- Problem details
Compile every line that includes the word "populates".

****************

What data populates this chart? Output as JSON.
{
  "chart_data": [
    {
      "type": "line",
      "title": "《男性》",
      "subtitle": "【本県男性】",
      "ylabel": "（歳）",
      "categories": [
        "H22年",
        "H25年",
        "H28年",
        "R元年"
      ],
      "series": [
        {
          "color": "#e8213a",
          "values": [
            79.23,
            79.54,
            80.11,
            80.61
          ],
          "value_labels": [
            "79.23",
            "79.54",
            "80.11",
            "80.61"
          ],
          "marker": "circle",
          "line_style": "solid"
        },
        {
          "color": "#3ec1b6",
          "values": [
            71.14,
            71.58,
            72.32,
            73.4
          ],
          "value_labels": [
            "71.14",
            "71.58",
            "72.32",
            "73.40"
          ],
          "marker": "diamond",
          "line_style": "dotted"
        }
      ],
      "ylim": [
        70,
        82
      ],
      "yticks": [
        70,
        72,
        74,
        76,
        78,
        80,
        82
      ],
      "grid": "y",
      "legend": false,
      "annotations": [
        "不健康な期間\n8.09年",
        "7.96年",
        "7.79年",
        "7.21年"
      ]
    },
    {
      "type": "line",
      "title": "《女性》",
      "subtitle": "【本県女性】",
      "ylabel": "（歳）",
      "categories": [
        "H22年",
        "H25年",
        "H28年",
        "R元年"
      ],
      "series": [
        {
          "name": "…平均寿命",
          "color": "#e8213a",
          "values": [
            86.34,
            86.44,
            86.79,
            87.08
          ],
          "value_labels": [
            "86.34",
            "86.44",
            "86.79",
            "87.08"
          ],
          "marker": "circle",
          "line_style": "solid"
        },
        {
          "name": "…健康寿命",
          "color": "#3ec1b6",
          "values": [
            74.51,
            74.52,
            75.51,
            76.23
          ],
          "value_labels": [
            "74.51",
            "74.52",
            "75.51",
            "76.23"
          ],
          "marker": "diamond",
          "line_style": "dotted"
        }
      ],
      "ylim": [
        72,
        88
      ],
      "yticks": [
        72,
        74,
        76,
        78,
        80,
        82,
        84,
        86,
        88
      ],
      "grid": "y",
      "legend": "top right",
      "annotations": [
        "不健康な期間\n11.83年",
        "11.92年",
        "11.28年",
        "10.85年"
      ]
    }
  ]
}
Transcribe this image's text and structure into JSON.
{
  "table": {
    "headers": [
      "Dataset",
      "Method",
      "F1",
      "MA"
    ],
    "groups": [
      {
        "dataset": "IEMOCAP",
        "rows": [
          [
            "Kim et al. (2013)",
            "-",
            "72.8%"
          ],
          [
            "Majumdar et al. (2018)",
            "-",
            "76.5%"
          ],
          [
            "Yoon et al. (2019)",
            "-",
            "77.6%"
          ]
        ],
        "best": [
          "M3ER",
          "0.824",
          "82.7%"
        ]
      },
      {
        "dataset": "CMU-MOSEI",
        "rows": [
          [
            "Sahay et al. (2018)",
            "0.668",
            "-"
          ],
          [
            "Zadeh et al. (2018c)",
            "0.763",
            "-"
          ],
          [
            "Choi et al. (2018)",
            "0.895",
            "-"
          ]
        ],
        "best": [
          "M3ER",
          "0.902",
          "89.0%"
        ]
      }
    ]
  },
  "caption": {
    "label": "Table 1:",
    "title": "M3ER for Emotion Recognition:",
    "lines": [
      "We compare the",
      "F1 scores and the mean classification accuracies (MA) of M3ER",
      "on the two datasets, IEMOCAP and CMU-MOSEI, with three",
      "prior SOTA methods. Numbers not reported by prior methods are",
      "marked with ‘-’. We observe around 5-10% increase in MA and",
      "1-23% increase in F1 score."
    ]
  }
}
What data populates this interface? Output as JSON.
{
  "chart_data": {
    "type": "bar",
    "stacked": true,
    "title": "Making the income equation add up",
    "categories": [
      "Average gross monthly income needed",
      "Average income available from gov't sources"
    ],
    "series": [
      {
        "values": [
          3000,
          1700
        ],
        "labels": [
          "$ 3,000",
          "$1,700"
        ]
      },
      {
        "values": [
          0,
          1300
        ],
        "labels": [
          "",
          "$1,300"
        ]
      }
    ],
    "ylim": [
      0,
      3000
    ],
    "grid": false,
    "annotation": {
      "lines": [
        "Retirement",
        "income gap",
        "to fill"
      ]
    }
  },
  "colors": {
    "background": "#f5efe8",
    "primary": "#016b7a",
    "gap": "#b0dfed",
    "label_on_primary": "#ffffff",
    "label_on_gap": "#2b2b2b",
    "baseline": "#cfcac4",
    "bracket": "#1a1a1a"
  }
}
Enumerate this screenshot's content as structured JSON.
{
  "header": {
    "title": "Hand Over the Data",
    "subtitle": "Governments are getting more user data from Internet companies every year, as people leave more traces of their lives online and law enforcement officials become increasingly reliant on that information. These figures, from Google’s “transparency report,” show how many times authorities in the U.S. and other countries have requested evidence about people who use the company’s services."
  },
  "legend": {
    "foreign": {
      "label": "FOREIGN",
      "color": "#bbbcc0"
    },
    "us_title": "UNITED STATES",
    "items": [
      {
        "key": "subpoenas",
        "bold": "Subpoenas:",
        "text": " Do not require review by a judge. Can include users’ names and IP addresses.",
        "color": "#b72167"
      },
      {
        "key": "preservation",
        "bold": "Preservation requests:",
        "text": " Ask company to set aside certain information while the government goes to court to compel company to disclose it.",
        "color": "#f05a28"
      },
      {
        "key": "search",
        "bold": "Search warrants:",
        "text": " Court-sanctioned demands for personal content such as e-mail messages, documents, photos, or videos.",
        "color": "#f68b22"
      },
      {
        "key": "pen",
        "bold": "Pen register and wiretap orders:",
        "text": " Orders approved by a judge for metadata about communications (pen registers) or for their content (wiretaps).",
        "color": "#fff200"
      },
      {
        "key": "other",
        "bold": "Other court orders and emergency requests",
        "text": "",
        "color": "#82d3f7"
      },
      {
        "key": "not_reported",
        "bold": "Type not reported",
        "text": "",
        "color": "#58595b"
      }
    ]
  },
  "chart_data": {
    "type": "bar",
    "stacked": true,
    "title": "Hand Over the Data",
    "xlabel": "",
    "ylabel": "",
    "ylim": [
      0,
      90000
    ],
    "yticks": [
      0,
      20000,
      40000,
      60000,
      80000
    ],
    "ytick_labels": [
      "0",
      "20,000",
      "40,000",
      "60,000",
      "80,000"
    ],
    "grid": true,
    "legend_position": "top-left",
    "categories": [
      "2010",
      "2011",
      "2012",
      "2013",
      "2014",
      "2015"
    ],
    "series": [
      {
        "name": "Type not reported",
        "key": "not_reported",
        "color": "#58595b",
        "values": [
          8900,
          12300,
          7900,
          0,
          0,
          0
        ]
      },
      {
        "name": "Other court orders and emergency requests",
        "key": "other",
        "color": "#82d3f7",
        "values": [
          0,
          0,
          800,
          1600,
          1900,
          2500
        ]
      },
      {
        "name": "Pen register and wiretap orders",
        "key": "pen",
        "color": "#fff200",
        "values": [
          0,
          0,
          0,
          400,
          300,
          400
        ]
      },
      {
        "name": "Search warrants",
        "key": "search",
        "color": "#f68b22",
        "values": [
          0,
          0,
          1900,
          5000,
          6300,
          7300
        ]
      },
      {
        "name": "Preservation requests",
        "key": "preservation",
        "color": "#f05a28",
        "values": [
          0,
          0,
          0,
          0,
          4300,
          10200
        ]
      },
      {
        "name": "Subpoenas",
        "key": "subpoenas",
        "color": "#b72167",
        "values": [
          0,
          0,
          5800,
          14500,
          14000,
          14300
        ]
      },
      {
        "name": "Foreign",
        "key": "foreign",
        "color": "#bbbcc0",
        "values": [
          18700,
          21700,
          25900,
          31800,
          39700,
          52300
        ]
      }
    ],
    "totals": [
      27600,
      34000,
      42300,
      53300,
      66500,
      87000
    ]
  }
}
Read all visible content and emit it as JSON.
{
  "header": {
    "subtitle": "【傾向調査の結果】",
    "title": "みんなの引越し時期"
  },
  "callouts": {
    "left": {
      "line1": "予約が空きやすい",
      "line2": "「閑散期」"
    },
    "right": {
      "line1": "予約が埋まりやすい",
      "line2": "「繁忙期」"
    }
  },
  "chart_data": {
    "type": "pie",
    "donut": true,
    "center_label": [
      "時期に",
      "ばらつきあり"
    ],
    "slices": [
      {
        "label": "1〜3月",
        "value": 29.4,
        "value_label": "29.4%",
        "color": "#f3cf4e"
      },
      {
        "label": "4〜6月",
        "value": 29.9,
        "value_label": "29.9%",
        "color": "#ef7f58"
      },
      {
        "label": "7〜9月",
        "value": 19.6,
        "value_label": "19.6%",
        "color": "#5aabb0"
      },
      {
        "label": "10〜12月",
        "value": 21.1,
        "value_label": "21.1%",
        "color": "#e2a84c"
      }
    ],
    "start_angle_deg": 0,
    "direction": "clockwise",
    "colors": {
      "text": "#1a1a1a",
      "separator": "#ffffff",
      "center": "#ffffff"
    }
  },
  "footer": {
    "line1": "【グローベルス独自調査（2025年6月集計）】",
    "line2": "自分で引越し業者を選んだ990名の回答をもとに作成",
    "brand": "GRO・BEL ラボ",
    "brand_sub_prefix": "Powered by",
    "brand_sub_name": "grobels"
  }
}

****************

- Solution below
What data populates this chart? Output as JSON.
What data populates this interface? Output as JSON.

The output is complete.